* [Short exercise]
Rename "x-tick-label" to "axis-tick-label" in the records starting at their first line and ending at the line containing "- data-dot: [1066, 358, 1079, 372]". Give only those lines, with nothing else changed.

* [Excerpted records]
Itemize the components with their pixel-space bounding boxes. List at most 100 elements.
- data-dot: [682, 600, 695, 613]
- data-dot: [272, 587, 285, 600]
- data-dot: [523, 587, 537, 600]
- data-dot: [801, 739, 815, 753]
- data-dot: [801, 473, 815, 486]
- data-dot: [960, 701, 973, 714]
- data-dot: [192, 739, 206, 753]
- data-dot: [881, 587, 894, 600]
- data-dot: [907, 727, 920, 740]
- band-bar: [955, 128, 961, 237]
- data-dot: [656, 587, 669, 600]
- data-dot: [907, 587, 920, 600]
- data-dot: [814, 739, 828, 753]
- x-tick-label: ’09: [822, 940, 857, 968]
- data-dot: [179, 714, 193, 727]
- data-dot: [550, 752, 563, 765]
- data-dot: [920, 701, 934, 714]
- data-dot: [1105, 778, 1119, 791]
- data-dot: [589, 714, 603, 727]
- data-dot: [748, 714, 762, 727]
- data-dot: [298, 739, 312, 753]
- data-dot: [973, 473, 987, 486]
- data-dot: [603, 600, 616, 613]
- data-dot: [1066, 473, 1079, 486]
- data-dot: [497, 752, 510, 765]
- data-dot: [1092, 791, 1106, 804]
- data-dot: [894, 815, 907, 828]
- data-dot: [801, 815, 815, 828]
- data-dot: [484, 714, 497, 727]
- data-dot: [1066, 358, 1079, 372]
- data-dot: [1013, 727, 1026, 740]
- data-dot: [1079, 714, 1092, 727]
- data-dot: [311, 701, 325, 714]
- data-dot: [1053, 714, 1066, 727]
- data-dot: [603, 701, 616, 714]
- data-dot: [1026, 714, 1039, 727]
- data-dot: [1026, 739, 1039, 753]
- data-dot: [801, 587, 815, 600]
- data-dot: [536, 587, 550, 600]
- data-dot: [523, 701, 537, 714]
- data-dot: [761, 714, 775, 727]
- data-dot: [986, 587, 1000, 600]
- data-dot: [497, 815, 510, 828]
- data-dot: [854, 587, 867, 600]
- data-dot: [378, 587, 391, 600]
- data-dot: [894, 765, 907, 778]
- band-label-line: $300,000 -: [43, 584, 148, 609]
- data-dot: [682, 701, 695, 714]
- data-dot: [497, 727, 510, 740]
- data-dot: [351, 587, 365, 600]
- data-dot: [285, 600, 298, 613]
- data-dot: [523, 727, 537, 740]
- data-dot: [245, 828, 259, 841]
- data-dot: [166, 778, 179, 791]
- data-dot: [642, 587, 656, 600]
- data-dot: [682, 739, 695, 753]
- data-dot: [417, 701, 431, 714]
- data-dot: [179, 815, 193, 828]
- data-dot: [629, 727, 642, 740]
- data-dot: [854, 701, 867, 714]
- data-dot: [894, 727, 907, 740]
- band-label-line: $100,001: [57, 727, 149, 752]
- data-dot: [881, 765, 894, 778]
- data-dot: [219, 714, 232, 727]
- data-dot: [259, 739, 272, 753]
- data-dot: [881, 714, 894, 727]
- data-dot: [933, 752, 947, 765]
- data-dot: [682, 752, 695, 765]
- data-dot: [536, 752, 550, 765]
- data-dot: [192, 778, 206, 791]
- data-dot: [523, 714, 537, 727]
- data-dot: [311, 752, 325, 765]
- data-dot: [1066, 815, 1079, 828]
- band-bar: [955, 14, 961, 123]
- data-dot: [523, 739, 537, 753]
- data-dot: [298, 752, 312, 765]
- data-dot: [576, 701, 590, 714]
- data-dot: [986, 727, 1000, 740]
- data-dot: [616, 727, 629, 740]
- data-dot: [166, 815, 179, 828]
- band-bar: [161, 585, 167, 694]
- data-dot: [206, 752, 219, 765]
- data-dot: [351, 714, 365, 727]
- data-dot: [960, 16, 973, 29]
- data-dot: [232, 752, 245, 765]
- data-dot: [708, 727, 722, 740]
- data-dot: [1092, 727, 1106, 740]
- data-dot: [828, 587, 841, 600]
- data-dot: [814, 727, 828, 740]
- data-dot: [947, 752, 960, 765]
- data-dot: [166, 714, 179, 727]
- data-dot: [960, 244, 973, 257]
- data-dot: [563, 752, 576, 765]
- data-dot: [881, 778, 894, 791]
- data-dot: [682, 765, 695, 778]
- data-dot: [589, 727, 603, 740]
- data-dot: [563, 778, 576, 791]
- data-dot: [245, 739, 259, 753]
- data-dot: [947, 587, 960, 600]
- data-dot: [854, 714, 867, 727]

* [Response to the task]
Itemize the components with their pixel-space bounding boxes. List at most 100 elements.
- data-dot: [682, 600, 695, 613]
- data-dot: [272, 587, 285, 600]
- data-dot: [523, 587, 537, 600]
- data-dot: [801, 739, 815, 753]
- data-dot: [801, 473, 815, 486]
- data-dot: [960, 701, 973, 714]
- data-dot: [192, 739, 206, 753]
- data-dot: [881, 587, 894, 600]
- data-dot: [907, 727, 920, 740]
- band-bar: [955, 128, 961, 237]
- data-dot: [656, 587, 669, 600]
- data-dot: [907, 587, 920, 600]
- data-dot: [814, 739, 828, 753]
- axis-tick-label: ’09: [822, 940, 857, 968]
- data-dot: [179, 714, 193, 727]
- data-dot: [550, 752, 563, 765]
- data-dot: [920, 701, 934, 714]
- data-dot: [1105, 778, 1119, 791]
- data-dot: [589, 714, 603, 727]
- data-dot: [748, 714, 762, 727]
- data-dot: [298, 739, 312, 753]
- data-dot: [973, 473, 987, 486]
- data-dot: [603, 600, 616, 613]
- data-dot: [1066, 473, 1079, 486]
- data-dot: [497, 752, 510, 765]
- data-dot: [1092, 791, 1106, 804]
- data-dot: [894, 815, 907, 828]
- data-dot: [801, 815, 815, 828]
- data-dot: [484, 714, 497, 727]
- data-dot: [1066, 358, 1079, 372]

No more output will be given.